## Written exercise
Every entry must be duplicated precisely as written.
· · · · ·
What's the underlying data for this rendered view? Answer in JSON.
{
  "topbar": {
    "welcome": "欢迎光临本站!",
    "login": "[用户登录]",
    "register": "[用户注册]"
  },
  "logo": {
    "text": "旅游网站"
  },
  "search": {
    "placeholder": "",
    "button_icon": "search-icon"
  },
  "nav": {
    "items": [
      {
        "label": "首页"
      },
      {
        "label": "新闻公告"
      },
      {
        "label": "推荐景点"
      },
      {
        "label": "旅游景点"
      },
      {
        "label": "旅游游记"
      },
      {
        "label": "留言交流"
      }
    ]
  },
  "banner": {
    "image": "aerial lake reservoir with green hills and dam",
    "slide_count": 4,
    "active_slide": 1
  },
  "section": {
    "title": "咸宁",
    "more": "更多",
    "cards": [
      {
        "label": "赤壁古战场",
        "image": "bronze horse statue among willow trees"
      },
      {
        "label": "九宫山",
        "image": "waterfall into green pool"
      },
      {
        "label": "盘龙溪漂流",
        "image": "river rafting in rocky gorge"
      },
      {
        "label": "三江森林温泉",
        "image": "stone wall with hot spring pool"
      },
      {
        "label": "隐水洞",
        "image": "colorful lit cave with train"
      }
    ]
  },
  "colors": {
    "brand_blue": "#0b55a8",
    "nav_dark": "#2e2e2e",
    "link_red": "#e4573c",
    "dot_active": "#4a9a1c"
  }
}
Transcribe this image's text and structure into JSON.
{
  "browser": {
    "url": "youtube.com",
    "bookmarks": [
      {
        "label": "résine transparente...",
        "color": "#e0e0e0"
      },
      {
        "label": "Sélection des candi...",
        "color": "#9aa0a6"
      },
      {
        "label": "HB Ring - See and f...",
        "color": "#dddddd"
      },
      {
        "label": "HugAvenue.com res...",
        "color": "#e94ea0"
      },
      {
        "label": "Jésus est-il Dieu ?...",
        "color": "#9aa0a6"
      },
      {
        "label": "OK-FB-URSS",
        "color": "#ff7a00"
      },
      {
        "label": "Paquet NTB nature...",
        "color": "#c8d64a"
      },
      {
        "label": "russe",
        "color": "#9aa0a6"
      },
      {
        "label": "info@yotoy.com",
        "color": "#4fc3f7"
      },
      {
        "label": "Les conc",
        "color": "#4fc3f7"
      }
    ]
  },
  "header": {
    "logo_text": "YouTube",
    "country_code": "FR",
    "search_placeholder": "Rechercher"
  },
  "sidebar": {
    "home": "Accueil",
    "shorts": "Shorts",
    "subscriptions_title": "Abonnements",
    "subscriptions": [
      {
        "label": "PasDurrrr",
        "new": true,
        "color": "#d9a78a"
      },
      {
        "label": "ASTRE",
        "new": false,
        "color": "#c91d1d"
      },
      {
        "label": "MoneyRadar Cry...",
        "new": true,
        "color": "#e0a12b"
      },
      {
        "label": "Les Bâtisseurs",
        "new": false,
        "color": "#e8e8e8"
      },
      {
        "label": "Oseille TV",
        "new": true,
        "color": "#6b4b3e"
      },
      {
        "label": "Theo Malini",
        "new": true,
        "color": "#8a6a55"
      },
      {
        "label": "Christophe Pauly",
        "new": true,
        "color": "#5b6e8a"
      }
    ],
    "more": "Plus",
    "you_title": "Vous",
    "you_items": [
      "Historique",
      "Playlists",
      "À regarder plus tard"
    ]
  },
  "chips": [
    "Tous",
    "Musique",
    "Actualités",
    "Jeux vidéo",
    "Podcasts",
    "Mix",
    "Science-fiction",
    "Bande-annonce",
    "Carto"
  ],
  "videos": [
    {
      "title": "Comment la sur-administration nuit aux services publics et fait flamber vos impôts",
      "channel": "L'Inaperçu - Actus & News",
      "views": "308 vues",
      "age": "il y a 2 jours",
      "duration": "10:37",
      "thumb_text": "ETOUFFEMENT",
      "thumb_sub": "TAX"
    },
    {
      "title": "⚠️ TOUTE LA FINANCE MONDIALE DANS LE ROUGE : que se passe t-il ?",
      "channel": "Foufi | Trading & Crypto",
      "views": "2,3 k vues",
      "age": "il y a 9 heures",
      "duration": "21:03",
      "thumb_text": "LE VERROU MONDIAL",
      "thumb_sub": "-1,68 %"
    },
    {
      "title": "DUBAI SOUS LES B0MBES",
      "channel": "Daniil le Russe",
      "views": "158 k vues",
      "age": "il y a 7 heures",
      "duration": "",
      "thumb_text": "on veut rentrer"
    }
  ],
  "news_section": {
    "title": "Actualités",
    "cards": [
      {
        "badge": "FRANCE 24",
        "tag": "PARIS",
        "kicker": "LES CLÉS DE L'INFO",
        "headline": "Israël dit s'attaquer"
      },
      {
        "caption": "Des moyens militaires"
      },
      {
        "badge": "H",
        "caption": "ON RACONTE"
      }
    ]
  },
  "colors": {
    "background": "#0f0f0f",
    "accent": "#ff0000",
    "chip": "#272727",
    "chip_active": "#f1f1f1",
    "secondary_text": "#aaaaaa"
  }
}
· · · · ·
## The reply
What's the underlying data for this rendered view? Answer in JSON.
{
  "topbar": {
    "welcome": "欢迎光临本站!",
    "login": "[用户登录]",
    "register": "[用户注册]"
  },
  "logo": {
    "text": "旅游网站"
  },
  "search": {
    "placeholder": "",
    "button_icon": "search-icon"
  },
  "nav": {
    "items": [
      {
        "label": "首页"
      },
      {
        "label": "新闻公告"
      },
      {
        "label": "推荐景点"
      },
      {
        "label": "旅游景点"
      },
      {
        "label": "旅游游记"
      },
      {
        "label": "留言交流"
      }
    ]
  },
  "banner": {
    "image": "aerial lake reservoir with green hills and dam",
    "slide_count": 4,
    "active_slide": 1
  },
  "section": {
    "title": "咸宁",
    "more": "更多",
    "cards": [
      {
        "label": "赤壁古战场",
        "image": "bronze horse statue among willow trees"
      },
      {
        "label": "九宫山",
        "image": "waterfall into green pool"
      },
      {
        "label": "盘龙溪漂流",
        "image": "river rafting in rocky gorge"
      },
      {
        "label": "三江森林温泉",
        "image": "stone wall with hot spring pool"
      },
      {
        "label": "隐水洞",
        "image": "colorful lit cave with train"
      }
    ]
  },
  "colors": {
    "brand_blue": "#0b55a8",
    "nav_dark": "#2e2e2e",
    "link_red": "#e4573c",
    "dot_active": "#4a9a1c"
  }
}
Transcribe this image's text and structure into JSON.
{
  "browser": {
    "url": "youtube.com",
    "bookmarks": [
      {
        "label": "résine transparente...",
        "color": "#e0e0e0"
      },
      {
        "label": "Sélection des candi...",
        "color": "#9aa0a6"
      },
      {
        "label": "HB Ring - See and f...",
        "color": "#dddddd"
      },
      {
        "label": "HugAvenue.com res...",
        "color": "#e94ea0"
      },
      {
        "label": "Jésus est-il Dieu ?...",
        "color": "#9aa0a6"
      },
      {
        "label": "OK-FB-URSS",
        "color": "#ff7a00"
      },
      {
        "label": "Paquet NTB nature...",
        "color": "#c8d64a"
      },
      {
        "label": "russe",
        "color": "#9aa0a6"
      },
      {
        "label": "info@yotoy.com",
        "color": "#4fc3f7"
      },
      {
        "label": "Les conc",
        "color": "#4fc3f7"
      }
    ]
  },
  "header": {
    "logo_text": "YouTube",
    "country_code": "FR",
    "search_placeholder": "Rechercher"
  },
  "sidebar": {
    "home": "Accueil",
    "shorts": "Shorts",
    "subscriptions_title": "Abonnements",
    "subscriptions": [
      {
        "label": "PasDurrrr",
        "new": true,
        "color": "#d9a78a"
      },
      {
        "label": "ASTRE",
        "new": false,
        "color": "#c91d1d"
      },
      {
        "label": "MoneyRadar Cry...",
        "new": true,
        "color": "#e0a12b"
      },
      {
        "label": "Les Bâtisseurs",
        "new": false,
        "color": "#e8e8e8"
      },
      {
        "label": "Oseille TV",
        "new": true,
        "color": "#6b4b3e"
      },
      {
        "label": "Theo Malini",
        "new": true,
        "color": "#8a6a55"
      },
      {
        "label": "Christophe Pauly",
        "new": true,
        "color": "#5b6e8a"
      }
    ],
    "more": "Plus",
    "you_title": "Vous",
    "you_items": [
      "Historique",
      "Playlists",
      "À regarder plus tard"
    ]
  },
  "chips": [
    "Tous",
    "Musique",
    "Actualités",
    "Jeux vidéo",
    "Podcasts",
    "Mix",
    "Science-fiction",
    "Bande-annonce",
    "Carto"
  ],
  "videos": [
    {
      "title": "Comment la sur-administration nuit aux services publics et fait flamber vos impôts",
      "channel": "L'Inaperçu - Actus & News",
      "views": "308 vues",
      "age": "il y a 2 jours",
      "duration": "10:37",
      "thumb_text": "ETOUFFEMENT",
      "thumb_sub": "TAX"
    },
    {
      "title": "⚠️ TOUTE LA FINANCE MONDIALE DANS LE ROUGE : que se passe t-il ?",
      "channel": "Foufi | Trading & Crypto",
      "views": "2,3 k vues",
      "age": "il y a 9 heures",
      "duration": "21:03",
      "thumb_text": "LE VERROU MONDIAL",
      "thumb_sub": "-1,68 %"
    },
    {
      "title": "DUBAI SOUS LES B0MBES",
      "channel": "Daniil le Russe",
      "views": "158 k vues",
      "age": "il y a 7 heures",
      "duration": "",
      "thumb_text": "on veut rentrer"
    }
  ],
  "news_section": {
    "title": "Actualités",
    "cards": [
      {
        "badge": "FRANCE 24",
        "tag": "PARIS",
        "kicker": "LES CLÉS DE L'INFO",
        "headline": "Israël dit s'attaquer"
      },
      {
        "caption": "Des moyens militaires"
      },
      {
        "badge": "H",
        "caption": "ON RACONTE"
      }
    ]
  },
  "colors": {
    "background": "#0f0f0f",
    "accent": "#ff0000",
    "chip": "#272727",
    "chip_active": "#f1f1f1",
    "secondary_text": "#aaaaaa"
  }
}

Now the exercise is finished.